REQUIRED TASK> Copy each line containing the word "Concentrazioni" from the records that follow, please.

SOURCE DATA>

--- start ---

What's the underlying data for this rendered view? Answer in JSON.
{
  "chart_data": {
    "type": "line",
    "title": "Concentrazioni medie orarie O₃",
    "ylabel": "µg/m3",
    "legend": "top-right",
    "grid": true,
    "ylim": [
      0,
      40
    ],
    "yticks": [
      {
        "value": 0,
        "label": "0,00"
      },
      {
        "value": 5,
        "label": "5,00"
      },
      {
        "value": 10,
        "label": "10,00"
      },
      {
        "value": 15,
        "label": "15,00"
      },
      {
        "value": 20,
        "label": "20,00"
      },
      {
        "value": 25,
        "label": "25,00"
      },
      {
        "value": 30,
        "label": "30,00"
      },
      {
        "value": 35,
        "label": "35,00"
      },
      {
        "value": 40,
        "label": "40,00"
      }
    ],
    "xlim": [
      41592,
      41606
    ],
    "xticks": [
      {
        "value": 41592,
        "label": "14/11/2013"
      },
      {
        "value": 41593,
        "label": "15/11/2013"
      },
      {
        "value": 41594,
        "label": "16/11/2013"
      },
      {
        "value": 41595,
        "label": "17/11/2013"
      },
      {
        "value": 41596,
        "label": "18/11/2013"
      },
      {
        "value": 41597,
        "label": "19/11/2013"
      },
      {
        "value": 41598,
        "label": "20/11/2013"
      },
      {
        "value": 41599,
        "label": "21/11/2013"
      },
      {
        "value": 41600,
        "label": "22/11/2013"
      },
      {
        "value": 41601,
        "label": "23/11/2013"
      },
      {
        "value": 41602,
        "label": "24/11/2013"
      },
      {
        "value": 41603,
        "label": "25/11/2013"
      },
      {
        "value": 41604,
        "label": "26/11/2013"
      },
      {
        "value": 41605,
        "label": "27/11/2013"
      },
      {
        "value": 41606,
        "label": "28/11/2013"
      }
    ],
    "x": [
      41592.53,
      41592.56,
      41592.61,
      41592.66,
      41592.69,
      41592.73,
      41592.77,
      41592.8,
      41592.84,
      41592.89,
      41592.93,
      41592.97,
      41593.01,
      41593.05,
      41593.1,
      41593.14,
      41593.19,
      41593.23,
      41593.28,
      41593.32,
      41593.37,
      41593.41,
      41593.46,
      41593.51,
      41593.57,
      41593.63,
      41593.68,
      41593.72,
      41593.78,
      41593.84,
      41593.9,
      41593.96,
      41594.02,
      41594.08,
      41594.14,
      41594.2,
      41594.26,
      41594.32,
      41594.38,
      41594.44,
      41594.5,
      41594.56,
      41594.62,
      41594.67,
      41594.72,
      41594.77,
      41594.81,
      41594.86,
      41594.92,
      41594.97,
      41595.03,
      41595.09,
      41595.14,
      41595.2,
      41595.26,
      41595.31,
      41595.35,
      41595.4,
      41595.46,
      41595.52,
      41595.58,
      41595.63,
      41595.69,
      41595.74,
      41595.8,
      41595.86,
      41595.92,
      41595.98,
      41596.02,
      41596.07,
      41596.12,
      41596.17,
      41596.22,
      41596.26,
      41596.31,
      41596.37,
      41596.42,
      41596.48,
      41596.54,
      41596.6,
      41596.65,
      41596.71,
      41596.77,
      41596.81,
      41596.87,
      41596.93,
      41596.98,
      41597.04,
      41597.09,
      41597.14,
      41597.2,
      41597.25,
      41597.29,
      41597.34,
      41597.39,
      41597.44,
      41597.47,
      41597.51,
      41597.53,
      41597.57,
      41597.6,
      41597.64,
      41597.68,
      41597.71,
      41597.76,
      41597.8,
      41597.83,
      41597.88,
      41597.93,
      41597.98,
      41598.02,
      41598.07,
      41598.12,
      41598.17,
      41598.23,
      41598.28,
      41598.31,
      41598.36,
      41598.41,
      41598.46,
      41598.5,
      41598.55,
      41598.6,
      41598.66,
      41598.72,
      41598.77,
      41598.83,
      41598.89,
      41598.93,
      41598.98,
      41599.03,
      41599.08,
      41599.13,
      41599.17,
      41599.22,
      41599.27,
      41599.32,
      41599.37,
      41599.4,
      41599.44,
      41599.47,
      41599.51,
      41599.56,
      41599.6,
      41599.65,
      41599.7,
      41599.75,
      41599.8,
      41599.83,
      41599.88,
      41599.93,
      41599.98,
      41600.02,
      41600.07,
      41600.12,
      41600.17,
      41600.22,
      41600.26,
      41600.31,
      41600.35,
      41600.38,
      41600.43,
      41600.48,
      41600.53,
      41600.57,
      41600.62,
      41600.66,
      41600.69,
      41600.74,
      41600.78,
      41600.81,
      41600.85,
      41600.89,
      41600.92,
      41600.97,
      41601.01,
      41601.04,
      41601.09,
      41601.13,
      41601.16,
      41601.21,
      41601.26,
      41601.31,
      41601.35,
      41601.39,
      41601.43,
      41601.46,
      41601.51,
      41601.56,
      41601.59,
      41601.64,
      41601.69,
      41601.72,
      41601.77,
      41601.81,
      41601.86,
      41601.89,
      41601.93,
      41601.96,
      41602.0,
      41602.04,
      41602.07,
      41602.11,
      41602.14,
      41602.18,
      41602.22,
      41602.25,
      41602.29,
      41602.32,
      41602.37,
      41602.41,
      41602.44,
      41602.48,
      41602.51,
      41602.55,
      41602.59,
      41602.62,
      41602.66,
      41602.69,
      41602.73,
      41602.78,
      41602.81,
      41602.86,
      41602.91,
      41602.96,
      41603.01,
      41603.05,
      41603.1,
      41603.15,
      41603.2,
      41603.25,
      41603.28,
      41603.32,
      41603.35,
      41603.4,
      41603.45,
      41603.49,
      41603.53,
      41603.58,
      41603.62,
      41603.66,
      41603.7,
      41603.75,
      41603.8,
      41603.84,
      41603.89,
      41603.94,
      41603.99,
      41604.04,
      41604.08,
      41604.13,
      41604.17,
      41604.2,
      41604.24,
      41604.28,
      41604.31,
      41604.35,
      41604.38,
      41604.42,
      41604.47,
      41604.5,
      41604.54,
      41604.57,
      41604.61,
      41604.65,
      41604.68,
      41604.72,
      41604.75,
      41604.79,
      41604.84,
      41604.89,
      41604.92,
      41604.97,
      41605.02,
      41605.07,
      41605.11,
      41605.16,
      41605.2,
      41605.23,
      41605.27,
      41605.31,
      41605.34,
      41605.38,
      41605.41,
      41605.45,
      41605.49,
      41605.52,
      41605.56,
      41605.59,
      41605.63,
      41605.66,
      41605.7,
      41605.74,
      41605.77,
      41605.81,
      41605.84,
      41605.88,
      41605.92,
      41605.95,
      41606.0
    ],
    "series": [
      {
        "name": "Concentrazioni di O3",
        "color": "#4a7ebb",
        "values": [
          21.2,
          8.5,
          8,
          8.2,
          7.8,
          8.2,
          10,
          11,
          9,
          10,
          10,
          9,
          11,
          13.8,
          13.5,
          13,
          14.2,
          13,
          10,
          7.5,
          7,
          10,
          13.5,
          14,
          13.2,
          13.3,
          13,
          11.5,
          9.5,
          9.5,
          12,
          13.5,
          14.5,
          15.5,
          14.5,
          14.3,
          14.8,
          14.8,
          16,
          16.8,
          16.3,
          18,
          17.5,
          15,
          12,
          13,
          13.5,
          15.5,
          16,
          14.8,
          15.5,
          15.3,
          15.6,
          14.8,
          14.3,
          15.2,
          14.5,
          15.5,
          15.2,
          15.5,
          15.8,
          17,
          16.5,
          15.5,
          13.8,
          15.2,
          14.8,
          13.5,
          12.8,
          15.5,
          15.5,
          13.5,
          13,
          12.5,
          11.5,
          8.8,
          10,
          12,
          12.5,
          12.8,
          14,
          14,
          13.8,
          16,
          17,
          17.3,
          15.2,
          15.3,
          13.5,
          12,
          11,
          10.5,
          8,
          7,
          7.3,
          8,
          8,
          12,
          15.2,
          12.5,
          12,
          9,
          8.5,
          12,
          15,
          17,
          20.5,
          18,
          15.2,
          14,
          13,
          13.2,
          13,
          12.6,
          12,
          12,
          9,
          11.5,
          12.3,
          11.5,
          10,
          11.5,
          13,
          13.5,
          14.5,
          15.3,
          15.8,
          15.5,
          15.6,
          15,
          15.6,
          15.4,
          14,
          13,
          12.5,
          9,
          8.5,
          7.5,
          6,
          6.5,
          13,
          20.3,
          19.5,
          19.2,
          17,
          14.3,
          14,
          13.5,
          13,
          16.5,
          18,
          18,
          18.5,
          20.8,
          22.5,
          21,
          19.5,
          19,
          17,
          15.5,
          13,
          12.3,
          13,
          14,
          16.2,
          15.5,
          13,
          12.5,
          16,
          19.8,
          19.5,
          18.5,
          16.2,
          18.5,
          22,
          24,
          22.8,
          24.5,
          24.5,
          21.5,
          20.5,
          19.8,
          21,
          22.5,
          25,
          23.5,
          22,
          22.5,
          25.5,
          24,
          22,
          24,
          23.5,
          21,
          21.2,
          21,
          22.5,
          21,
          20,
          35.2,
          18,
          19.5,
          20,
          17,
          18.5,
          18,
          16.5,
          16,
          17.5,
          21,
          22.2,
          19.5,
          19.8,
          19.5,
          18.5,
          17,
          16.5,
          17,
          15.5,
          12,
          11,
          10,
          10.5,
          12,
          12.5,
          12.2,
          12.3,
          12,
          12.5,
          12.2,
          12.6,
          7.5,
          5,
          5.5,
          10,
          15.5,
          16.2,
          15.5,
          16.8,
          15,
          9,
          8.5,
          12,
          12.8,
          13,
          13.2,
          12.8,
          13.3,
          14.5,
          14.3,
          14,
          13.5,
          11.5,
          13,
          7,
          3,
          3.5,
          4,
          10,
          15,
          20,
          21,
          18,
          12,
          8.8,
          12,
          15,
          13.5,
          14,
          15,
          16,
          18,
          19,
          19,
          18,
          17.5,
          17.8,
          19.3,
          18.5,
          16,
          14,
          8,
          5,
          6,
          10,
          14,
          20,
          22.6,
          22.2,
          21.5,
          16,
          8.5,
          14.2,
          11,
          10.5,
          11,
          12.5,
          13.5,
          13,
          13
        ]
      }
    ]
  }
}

--- end ---

EXERCISE RESPONSE>
    "title": "Concentrazioni medie orarie O₃",
        "name": "Concentrazioni di O3",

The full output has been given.